■ **Problem to solve**
Quote all entries exactly, leaving pictures aside.

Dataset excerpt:
— BEGIN —

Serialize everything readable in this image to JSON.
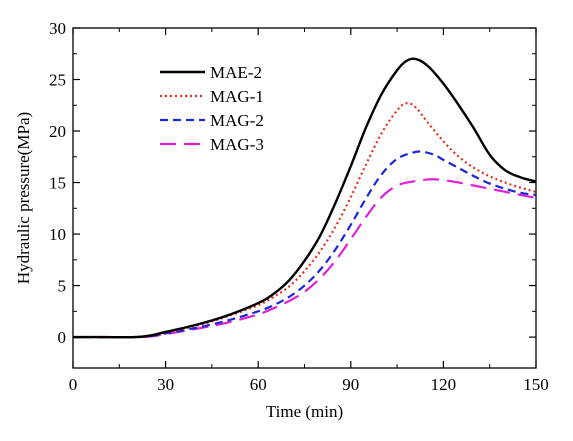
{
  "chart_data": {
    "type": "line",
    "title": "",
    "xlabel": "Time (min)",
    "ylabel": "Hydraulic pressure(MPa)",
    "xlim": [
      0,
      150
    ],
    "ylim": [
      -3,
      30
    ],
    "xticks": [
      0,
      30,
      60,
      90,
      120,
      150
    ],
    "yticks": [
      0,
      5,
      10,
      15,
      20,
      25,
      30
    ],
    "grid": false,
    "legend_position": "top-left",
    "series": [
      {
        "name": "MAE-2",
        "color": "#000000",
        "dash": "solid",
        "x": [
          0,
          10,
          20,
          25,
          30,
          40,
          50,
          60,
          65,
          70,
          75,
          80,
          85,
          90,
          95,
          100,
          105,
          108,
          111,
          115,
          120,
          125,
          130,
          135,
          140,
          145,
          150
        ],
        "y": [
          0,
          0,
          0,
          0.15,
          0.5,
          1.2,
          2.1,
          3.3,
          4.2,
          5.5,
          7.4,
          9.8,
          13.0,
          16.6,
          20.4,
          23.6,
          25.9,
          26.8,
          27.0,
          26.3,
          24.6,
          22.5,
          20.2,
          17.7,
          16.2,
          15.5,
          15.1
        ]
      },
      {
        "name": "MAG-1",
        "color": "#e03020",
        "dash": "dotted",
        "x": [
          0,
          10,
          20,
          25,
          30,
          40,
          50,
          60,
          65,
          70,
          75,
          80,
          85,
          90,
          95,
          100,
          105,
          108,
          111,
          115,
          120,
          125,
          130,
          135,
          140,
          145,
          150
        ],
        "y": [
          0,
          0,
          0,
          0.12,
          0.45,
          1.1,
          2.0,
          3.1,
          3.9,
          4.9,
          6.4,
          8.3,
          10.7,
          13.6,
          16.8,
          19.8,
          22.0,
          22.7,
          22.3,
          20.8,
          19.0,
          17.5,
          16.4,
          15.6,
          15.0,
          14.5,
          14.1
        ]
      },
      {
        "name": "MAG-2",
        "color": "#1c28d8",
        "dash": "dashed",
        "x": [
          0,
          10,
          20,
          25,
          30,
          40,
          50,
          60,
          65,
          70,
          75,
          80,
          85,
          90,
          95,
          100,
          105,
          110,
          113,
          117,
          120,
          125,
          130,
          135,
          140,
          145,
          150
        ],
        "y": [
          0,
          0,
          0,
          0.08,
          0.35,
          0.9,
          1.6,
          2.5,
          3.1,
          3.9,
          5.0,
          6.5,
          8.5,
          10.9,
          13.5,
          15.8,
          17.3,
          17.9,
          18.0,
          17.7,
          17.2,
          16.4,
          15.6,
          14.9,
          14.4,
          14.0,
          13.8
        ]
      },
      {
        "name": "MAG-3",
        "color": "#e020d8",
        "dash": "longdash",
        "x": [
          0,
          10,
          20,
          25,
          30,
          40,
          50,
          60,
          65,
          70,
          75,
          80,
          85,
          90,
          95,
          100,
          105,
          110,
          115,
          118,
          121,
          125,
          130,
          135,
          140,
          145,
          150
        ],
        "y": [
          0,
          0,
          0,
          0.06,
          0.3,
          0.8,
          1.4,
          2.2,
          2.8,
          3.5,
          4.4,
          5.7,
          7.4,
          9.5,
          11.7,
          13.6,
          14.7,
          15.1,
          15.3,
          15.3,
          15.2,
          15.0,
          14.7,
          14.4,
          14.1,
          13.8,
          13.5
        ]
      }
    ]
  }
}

— END —

■ **Result of this exercise**
Serialize everything readable in this image to JSON.
{
  "chart_data": {
    "type": "line",
    "title": "",
    "xlabel": "Time (min)",
    "ylabel": "Hydraulic pressure(MPa)",
    "xlim": [
      0,
      150
    ],
    "ylim": [
      -3,
      30
    ],
    "xticks": [
      0,
      30,
      60,
      90,
      120,
      150
    ],
    "yticks": [
      0,
      5,
      10,
      15,
      20,
      25,
      30
    ],
    "grid": false,
    "legend_position": "top-left",
    "series": [
      {
        "name": "MAE-2",
        "color": "#000000",
        "dash": "solid",
        "x": [
          0,
          10,
          20,
          25,
          30,
          40,
          50,
          60,
          65,
          70,
          75,
          80,
          85,
          90,
          95,
          100,
          105,
          108,
          111,
          115,
          120,
          125,
          130,
          135,
          140,
          145,
          150
        ],
        "y": [
          0,
          0,
          0,
          0.15,
          0.5,
          1.2,
          2.1,
          3.3,
          4.2,
          5.5,
          7.4,
          9.8,
          13.0,
          16.6,
          20.4,
          23.6,
          25.9,
          26.8,
          27.0,
          26.3,
          24.6,
          22.5,
          20.2,
          17.7,
          16.2,
          15.5,
          15.1
        ]
      },
      {
        "name": "MAG-1",
        "color": "#e03020",
        "dash": "dotted",
        "x": [
          0,
          10,
          20,
          25,
          30,
          40,
          50,
          60,
          65,
          70,
          75,
          80,
          85,
          90,
          95,
          100,
          105,
          108,
          111,
          115,
          120,
          125,
          130,
          135,
          140,
          145,
          150
        ],
        "y": [
          0,
          0,
          0,
          0.12,
          0.45,
          1.1,
          2.0,
          3.1,
          3.9,
          4.9,
          6.4,
          8.3,
          10.7,
          13.6,
          16.8,
          19.8,
          22.0,
          22.7,
          22.3,
          20.8,
          19.0,
          17.5,
          16.4,
          15.6,
          15.0,
          14.5,
          14.1
        ]
      },
      {
        "name": "MAG-2",
        "color": "#1c28d8",
        "dash": "dashed",
        "x": [
          0,
          10,
          20,
          25,
          30,
          40,
          50,
          60,
          65,
          70,
          75,
          80,
          85,
          90,
          95,
          100,
          105,
          110,
          113,
          117,
          120,
          125,
          130,
          135,
          140,
          145,
          150
        ],
        "y": [
          0,
          0,
          0,
          0.08,
          0.35,
          0.9,
          1.6,
          2.5,
          3.1,
          3.9,
          5.0,
          6.5,
          8.5,
          10.9,
          13.5,
          15.8,
          17.3,
          17.9,
          18.0,
          17.7,
          17.2,
          16.4,
          15.6,
          14.9,
          14.4,
          14.0,
          13.8
        ]
      },
      {
        "name": "MAG-3",
        "color": "#e020d8",
        "dash": "longdash",
        "x": [
          0,
          10,
          20,
          25,
          30,
          40,
          50,
          60,
          65,
          70,
          75,
          80,
          85,
          90,
          95,
          100,
          105,
          110,
          115,
          118,
          121,
          125,
          130,
          135,
          140,
          145,
          150
        ],
        "y": [
          0,
          0,
          0,
          0.06,
          0.3,
          0.8,
          1.4,
          2.2,
          2.8,
          3.5,
          4.4,
          5.7,
          7.4,
          9.5,
          11.7,
          13.6,
          14.7,
          15.1,
          15.3,
          15.3,
          15.2,
          15.0,
          14.7,
          14.4,
          14.1,
          13.8,
          13.5
        ]
      }
    ]
  }
}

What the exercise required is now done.